▸ **Written problem**
Reproduce all entries precisely as they are written.

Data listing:
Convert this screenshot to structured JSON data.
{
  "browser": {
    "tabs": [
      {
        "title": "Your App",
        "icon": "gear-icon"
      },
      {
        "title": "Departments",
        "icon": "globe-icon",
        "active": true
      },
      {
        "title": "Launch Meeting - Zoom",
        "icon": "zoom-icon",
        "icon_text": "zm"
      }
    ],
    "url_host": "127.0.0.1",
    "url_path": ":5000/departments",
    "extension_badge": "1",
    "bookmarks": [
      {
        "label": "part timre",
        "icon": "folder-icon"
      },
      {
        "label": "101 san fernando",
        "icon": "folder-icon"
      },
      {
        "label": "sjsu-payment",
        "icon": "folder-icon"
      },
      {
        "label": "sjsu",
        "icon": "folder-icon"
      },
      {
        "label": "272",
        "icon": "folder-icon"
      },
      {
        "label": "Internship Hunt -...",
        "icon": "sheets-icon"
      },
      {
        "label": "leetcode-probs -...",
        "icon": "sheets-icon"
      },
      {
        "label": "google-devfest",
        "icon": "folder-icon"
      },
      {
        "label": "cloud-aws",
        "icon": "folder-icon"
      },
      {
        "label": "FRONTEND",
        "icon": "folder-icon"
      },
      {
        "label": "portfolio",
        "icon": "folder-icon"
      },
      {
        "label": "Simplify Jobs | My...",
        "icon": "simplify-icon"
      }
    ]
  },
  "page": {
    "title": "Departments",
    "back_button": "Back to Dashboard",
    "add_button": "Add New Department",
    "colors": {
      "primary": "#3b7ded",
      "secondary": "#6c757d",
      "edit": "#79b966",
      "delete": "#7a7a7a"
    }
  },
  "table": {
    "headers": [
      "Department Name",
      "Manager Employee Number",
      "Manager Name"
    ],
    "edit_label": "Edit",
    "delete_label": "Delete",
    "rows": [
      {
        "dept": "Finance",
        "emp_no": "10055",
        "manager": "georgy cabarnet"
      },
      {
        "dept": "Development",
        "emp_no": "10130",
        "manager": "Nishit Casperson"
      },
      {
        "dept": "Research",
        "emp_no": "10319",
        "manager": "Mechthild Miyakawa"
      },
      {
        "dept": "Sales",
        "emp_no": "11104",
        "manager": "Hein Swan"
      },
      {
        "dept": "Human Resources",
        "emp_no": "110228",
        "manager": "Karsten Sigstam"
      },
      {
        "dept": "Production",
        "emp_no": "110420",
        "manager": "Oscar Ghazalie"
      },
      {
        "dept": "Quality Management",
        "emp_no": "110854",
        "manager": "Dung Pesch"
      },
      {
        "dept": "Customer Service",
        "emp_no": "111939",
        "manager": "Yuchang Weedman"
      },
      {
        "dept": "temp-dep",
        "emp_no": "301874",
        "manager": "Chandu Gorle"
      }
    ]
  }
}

▸ **Reply**
Convert this screenshot to structured JSON data.
{
  "browser": {
    "tabs": [
      {
        "title": "Your App",
        "icon": "gear-icon"
      },
      {
        "title": "Departments",
        "icon": "globe-icon",
        "active": true
      },
      {
        "title": "Launch Meeting - Zoom",
        "icon": "zoom-icon",
        "icon_text": "zm"
      }
    ],
    "url_host": "127.0.0.1",
    "url_path": ":5000/departments",
    "extension_badge": "1",
    "bookmarks": [
      {
        "label": "part timre",
        "icon": "folder-icon"
      },
      {
        "label": "101 san fernando",
        "icon": "folder-icon"
      },
      {
        "label": "sjsu-payment",
        "icon": "folder-icon"
      },
      {
        "label": "sjsu",
        "icon": "folder-icon"
      },
      {
        "label": "272",
        "icon": "folder-icon"
      },
      {
        "label": "Internship Hunt -...",
        "icon": "sheets-icon"
      },
      {
        "label": "leetcode-probs -...",
        "icon": "sheets-icon"
      },
      {
        "label": "google-devfest",
        "icon": "folder-icon"
      },
      {
        "label": "cloud-aws",
        "icon": "folder-icon"
      },
      {
        "label": "FRONTEND",
        "icon": "folder-icon"
      },
      {
        "label": "portfolio",
        "icon": "folder-icon"
      },
      {
        "label": "Simplify Jobs | My...",
        "icon": "simplify-icon"
      }
    ]
  },
  "page": {
    "title": "Departments",
    "back_button": "Back to Dashboard",
    "add_button": "Add New Department",
    "colors": {
      "primary": "#3b7ded",
      "secondary": "#6c757d",
      "edit": "#79b966",
      "delete": "#7a7a7a"
    }
  },
  "table": {
    "headers": [
      "Department Name",
      "Manager Employee Number",
      "Manager Name"
    ],
    "edit_label": "Edit",
    "delete_label": "Delete",
    "rows": [
      {
        "dept": "Finance",
        "emp_no": "10055",
        "manager": "georgy cabarnet"
      },
      {
        "dept": "Development",
        "emp_no": "10130",
        "manager": "Nishit Casperson"
      },
      {
        "dept": "Research",
        "emp_no": "10319",
        "manager": "Mechthild Miyakawa"
      },
      {
        "dept": "Sales",
        "emp_no": "11104",
        "manager": "Hein Swan"
      },
      {
        "dept": "Human Resources",
        "emp_no": "110228",
        "manager": "Karsten Sigstam"
      },
      {
        "dept": "Production",
        "emp_no": "110420",
        "manager": "Oscar Ghazalie"
      },
      {
        "dept": "Quality Management",
        "emp_no": "110854",
        "manager": "Dung Pesch"
      },
      {
        "dept": "Customer Service",
        "emp_no": "111939",
        "manager": "Yuchang Weedman"
      },
      {
        "dept": "temp-dep",
        "emp_no": "301874",
        "manager": "Chandu Gorle"
      }
    ]
  }
}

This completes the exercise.